# Start of Data for the task

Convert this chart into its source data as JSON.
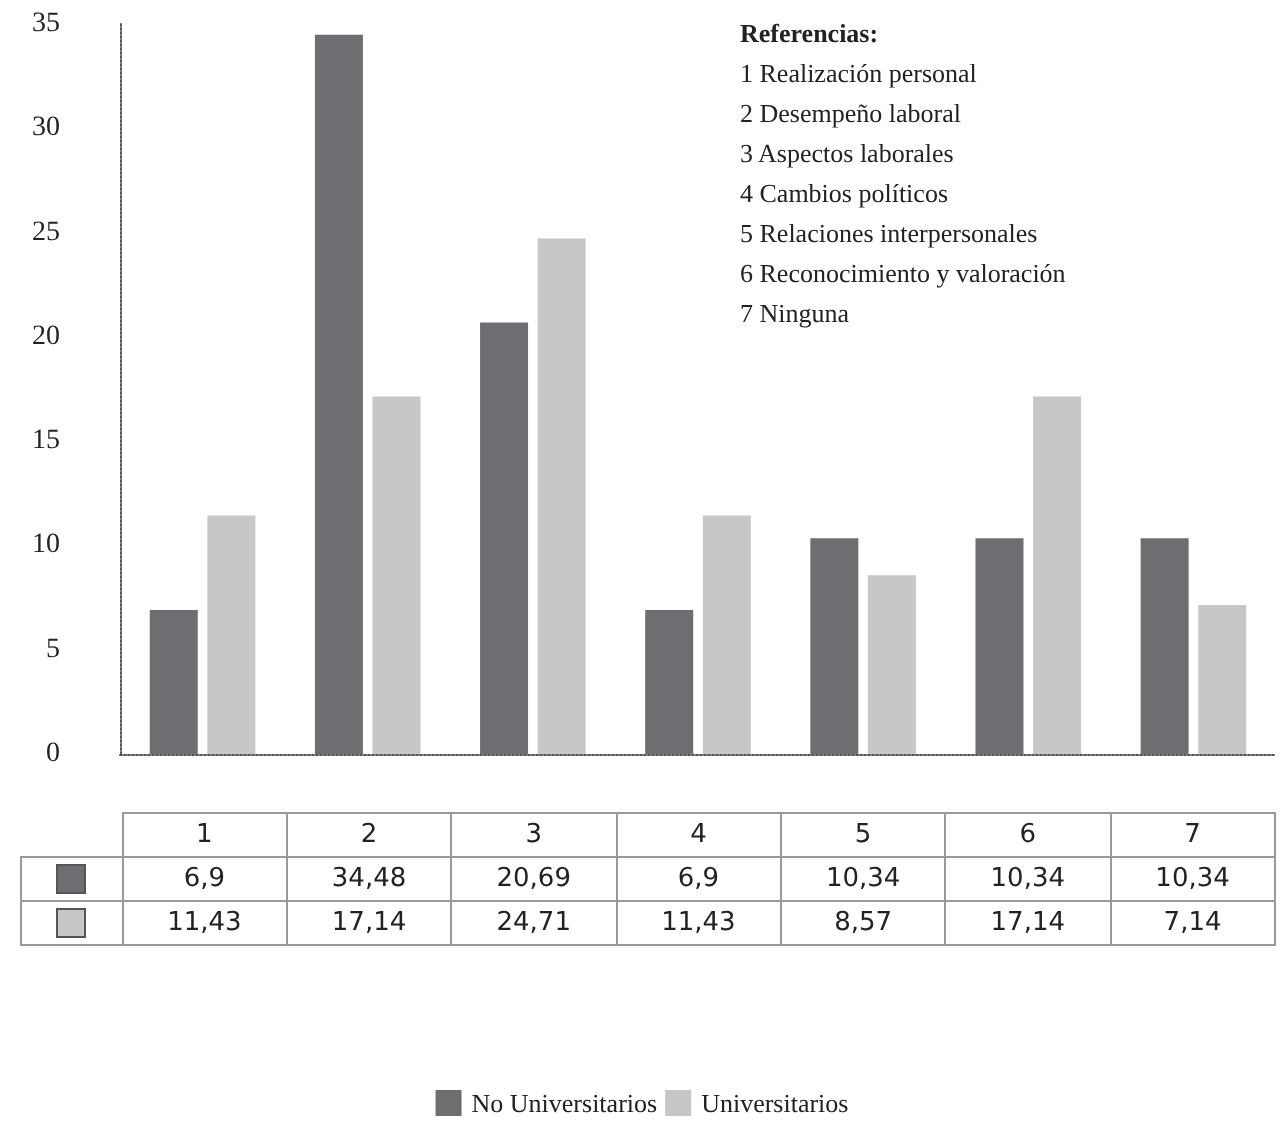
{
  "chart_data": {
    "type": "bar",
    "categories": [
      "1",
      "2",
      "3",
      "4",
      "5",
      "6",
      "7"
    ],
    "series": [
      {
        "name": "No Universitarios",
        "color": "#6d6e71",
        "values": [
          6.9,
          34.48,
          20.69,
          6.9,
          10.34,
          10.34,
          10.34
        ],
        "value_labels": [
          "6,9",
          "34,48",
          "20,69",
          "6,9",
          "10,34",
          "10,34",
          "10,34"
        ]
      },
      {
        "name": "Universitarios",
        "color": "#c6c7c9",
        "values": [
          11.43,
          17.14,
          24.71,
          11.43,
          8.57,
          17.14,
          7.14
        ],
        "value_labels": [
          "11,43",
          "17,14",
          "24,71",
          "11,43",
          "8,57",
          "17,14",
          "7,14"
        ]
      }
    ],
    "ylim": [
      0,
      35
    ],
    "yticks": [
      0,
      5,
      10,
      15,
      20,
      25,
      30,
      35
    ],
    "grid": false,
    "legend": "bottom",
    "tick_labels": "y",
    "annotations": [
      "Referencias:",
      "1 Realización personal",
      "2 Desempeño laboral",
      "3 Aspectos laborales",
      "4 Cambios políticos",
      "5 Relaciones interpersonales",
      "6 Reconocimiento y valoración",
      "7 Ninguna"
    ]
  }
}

# End of Data for the task
# Start of Data for the task

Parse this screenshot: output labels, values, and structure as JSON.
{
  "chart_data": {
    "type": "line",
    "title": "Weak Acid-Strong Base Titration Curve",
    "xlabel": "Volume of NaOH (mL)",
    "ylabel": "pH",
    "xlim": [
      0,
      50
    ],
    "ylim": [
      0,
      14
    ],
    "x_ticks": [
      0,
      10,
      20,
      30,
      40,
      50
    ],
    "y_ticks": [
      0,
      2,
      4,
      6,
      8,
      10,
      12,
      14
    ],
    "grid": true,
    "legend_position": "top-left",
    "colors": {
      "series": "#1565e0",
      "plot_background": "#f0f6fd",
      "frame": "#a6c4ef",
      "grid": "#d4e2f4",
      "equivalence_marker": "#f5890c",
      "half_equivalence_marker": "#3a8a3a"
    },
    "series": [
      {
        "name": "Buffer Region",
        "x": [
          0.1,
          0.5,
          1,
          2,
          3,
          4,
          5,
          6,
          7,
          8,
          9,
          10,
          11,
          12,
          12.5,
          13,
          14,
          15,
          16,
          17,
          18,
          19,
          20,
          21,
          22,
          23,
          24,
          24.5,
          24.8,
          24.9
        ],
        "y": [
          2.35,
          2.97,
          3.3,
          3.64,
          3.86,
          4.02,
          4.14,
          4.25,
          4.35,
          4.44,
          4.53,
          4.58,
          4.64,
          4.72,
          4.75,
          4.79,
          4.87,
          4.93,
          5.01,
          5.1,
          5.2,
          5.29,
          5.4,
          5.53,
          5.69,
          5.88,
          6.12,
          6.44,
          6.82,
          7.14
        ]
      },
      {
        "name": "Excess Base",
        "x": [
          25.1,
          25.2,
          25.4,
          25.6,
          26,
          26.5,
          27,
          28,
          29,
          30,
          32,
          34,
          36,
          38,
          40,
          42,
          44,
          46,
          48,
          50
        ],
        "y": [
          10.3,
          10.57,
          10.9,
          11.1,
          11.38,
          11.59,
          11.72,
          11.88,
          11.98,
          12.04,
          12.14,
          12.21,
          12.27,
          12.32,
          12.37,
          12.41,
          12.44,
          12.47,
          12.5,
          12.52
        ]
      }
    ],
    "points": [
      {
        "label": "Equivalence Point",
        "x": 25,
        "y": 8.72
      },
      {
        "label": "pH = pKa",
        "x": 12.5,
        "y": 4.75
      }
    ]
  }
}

# End of Data for the task

Directions |
Gather all lines where the word "JSON" appears.

Exercise answer |
Convert this chart into its source data as JSON.
Parse this screenshot: output labels, values, and structure as JSON.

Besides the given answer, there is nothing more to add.